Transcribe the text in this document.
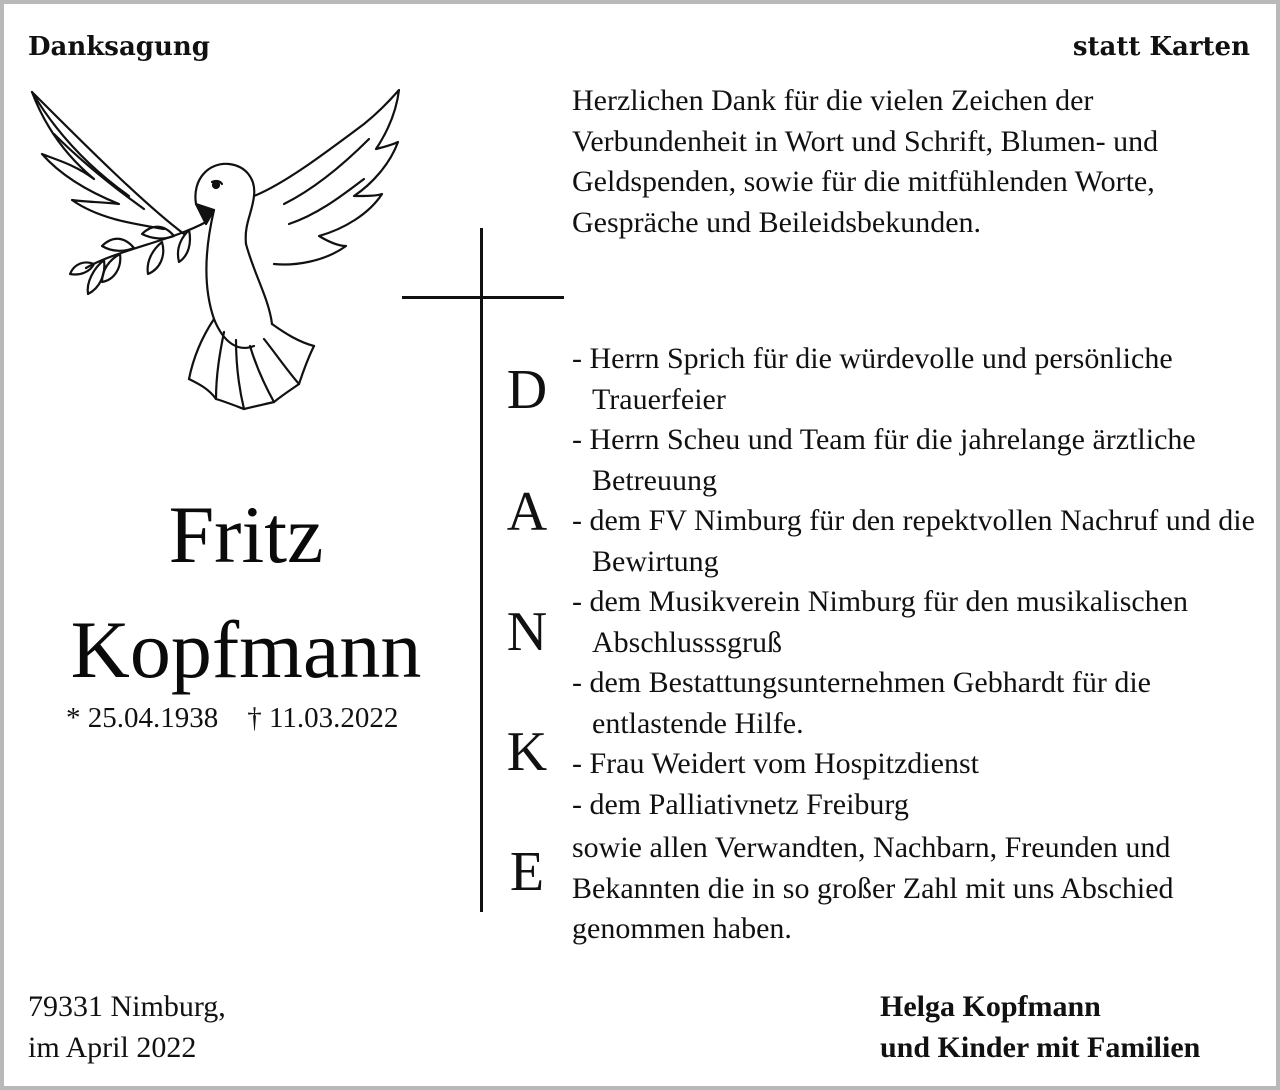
Danksagung	statt Karten
Fritz
Kopfmann
* 25.04.1938    † 11.03.2022
D
A
N
K
E
Herzlichen Dank für die vielen Zeichen der Verbundenheit in Wort und Schrift, Blumen- und Geldspenden, sowie für die mitfühlenden Worte, Gespräche und Beileidsbekunden.
- Herrn Sprich für die würdevolle und persönliche Trauerfeier
- Herrn Scheu und Team für die jahrelange ärztliche Betreuung
- dem FV Nimburg für den repektvollen Nachruf und die Bewirtung
- dem Musikverein Nimburg für den musikalischen Abschlusssgruß
- dem Bestattungsunternehmen Gebhardt für die entlastende Hilfe.
- Frau Weidert vom Hospitzdienst
- dem Palliativnetz Freiburg
sowie allen Verwandten, Nachbarn, Freunden und Bekannten die in so großer Zahl mit uns Abschied genommen haben.
79331 Nimburg,
im April 2022
Helga Kopfmann
und Kinder mit Familien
=====
- Your instructions
Produce an exact reprint of the entries, dropping the images.

- Reply
Transcribe the text in this document.
Danksagung	statt Karten
Fritz
Kopfmann
* 25.04.1938    † 11.03.2022
D
A
N
K
E
Herzlichen Dank für die vielen Zeichen der Verbundenheit in Wort und Schrift, Blumen- und Geldspenden, sowie für die mitfühlenden Worte, Gespräche und Beileidsbekunden.
- Herrn Sprich für die würdevolle und persönliche Trauerfeier
- Herrn Scheu und Team für die jahrelange ärztliche Betreuung
- dem FV Nimburg für den repektvollen Nachruf und die Bewirtung
- dem Musikverein Nimburg für den musikalischen Abschlusssgruß
- dem Bestattungsunternehmen Gebhardt für die entlastende Hilfe.
- Frau Weidert vom Hospitzdienst
- dem Palliativnetz Freiburg
sowie allen Verwandten, Nachbarn, Freunden und Bekannten die in so großer Zahl mit uns Abschied genommen haben.
79331 Nimburg,
im April 2022
Helga Kopfmann
und Kinder mit Familien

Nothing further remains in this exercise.